OBJECTIVE:
Duplicate every line of the material word for word.

Layout element entries:

┏━━

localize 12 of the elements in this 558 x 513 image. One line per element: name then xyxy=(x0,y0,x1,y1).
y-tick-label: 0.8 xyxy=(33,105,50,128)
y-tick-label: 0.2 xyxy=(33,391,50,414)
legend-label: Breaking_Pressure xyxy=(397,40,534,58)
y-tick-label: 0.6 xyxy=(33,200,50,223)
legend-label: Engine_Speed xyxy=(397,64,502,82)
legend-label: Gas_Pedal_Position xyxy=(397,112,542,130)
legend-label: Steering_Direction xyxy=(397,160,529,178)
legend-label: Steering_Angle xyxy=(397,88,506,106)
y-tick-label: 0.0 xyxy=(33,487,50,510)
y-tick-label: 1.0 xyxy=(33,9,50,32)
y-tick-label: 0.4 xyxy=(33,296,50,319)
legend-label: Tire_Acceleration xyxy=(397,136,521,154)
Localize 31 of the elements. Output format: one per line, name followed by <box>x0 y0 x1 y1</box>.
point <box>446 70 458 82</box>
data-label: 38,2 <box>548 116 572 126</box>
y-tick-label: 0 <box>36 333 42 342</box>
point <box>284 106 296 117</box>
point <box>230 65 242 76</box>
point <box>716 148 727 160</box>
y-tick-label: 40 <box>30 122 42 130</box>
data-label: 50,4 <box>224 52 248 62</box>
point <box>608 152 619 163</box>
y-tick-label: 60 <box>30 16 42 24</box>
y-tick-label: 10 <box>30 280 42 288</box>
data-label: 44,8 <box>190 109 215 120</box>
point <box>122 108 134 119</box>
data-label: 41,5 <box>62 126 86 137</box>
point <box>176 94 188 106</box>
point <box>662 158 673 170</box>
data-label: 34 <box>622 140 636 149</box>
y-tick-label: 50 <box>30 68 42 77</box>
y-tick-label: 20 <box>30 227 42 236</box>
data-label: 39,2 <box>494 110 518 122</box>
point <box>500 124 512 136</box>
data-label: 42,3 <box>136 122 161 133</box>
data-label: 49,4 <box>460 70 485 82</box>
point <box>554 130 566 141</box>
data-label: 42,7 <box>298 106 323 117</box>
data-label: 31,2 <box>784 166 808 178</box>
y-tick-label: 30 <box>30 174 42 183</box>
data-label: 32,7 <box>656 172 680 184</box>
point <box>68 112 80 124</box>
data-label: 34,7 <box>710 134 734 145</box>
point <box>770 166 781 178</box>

┗━━

ANSWER FOR THE TASK:
localize 12 of the elements in this 558 x 513 image. One line per element: name then xyxy=(x0,y0,x1,y1).
y-tick-label: 0.8 xyxy=(33,105,50,128)
y-tick-label: 0.2 xyxy=(33,391,50,414)
legend-label: Breaking_Pressure xyxy=(397,40,534,58)
y-tick-label: 0.6 xyxy=(33,200,50,223)
legend-label: Engine_Speed xyxy=(397,64,502,82)
legend-label: Gas_Pedal_Position xyxy=(397,112,542,130)
legend-label: Steering_Direction xyxy=(397,160,529,178)
legend-label: Steering_Angle xyxy=(397,88,506,106)
y-tick-label: 0.0 xyxy=(33,487,50,510)
y-tick-label: 1.0 xyxy=(33,9,50,32)
y-tick-label: 0.4 xyxy=(33,296,50,319)
legend-label: Tire_Acceleration xyxy=(397,136,521,154)
Localize 31 of the elements. Output format: one per line, name followed by <box>x0 y0 x1 y1</box>.
point <box>446 70 458 82</box>
data-label: 38,2 <box>548 116 572 126</box>
y-tick-label: 0 <box>36 333 42 342</box>
point <box>284 106 296 117</box>
point <box>230 65 242 76</box>
point <box>716 148 727 160</box>
y-tick-label: 40 <box>30 122 42 130</box>
data-label: 50,4 <box>224 52 248 62</box>
point <box>608 152 619 163</box>
y-tick-label: 60 <box>30 16 42 24</box>
y-tick-label: 10 <box>30 280 42 288</box>
data-label: 44,8 <box>190 109 215 120</box>
point <box>122 108 134 119</box>
data-label: 41,5 <box>62 126 86 137</box>
point <box>176 94 188 106</box>
point <box>662 158 673 170</box>
data-label: 34 <box>622 140 636 149</box>
y-tick-label: 50 <box>30 68 42 77</box>
y-tick-label: 20 <box>30 227 42 236</box>
data-label: 39,2 <box>494 110 518 122</box>
point <box>500 124 512 136</box>
data-label: 42,3 <box>136 122 161 133</box>
data-label: 49,4 <box>460 70 485 82</box>
point <box>554 130 566 141</box>
data-label: 42,7 <box>298 106 323 117</box>
data-label: 31,2 <box>784 166 808 178</box>
y-tick-label: 30 <box>30 174 42 183</box>
data-label: 32,7 <box>656 172 680 184</box>
point <box>68 112 80 124</box>
data-label: 34,7 <box>710 134 734 145</box>
point <box>770 166 781 178</box>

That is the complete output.